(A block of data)
+++

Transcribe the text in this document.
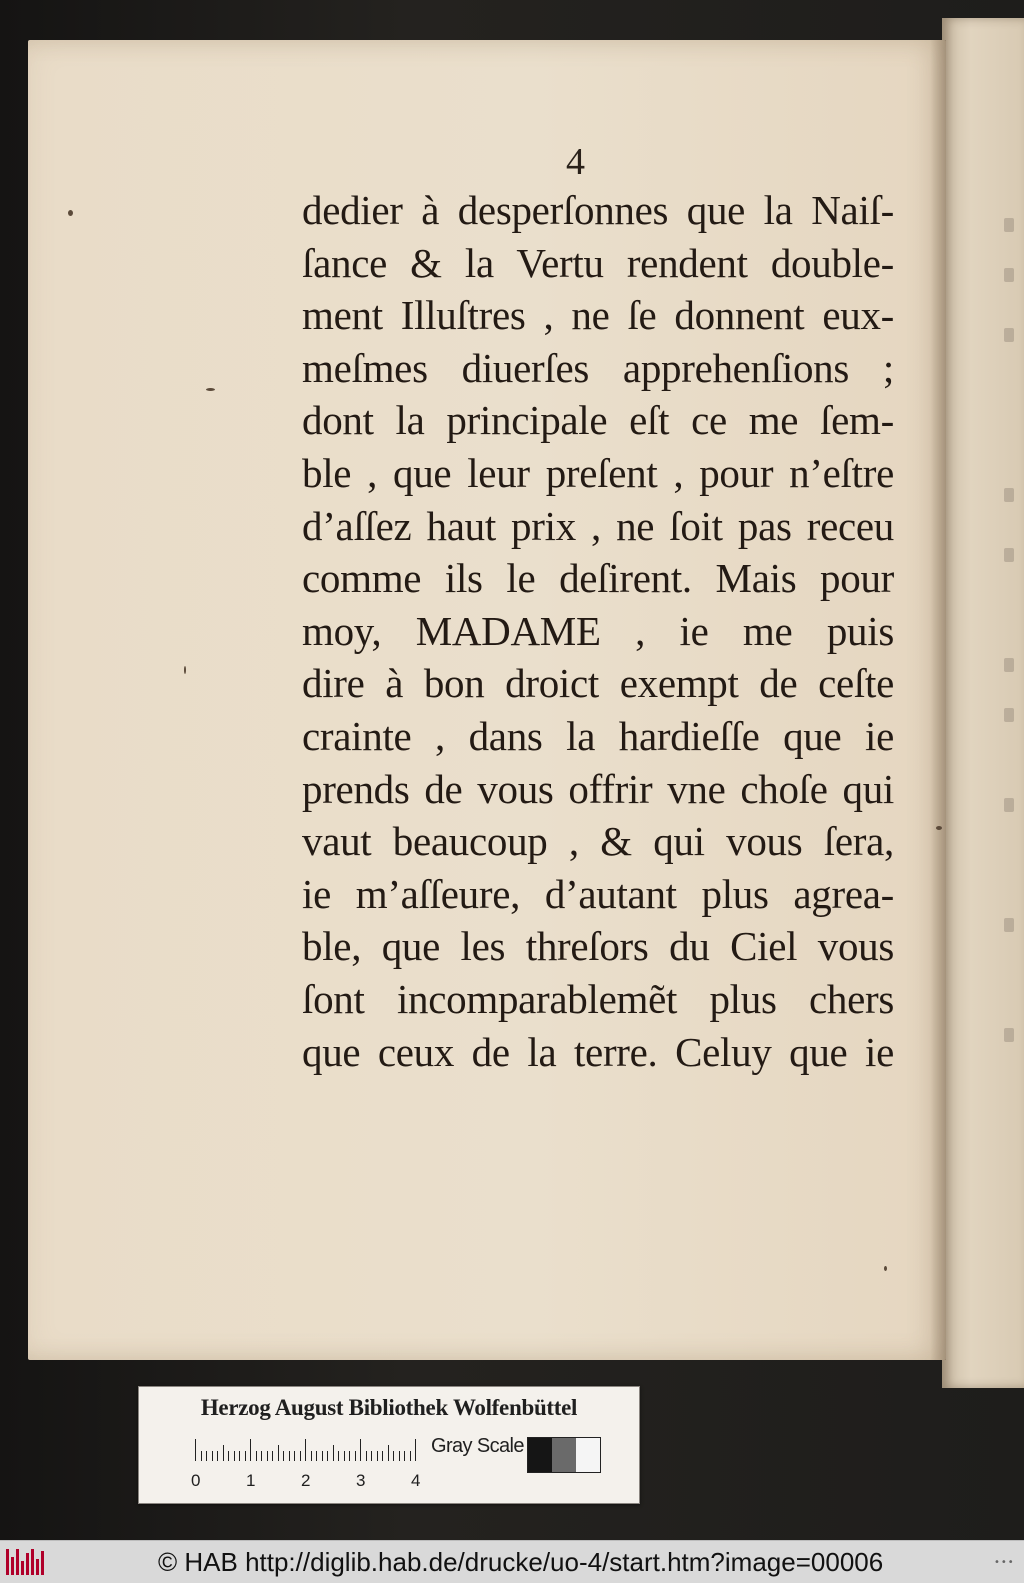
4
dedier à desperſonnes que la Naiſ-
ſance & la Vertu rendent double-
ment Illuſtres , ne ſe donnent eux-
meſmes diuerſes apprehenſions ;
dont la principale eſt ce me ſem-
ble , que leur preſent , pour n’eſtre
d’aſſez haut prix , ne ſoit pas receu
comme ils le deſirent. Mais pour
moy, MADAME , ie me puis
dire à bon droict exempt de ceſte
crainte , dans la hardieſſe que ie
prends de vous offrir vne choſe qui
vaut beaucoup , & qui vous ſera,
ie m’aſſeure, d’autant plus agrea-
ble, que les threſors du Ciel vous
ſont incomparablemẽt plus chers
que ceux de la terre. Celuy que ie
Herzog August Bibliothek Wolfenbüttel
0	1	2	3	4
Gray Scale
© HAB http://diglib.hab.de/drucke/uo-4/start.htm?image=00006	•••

+++

Directive:
Look over the listing. Pull out every line with the string "vous" in it.

Task answer:
prends de vous offrir vne choſe qui
vaut beaucoup , & qui vous ſera,
ble, que les threſors du Ciel vous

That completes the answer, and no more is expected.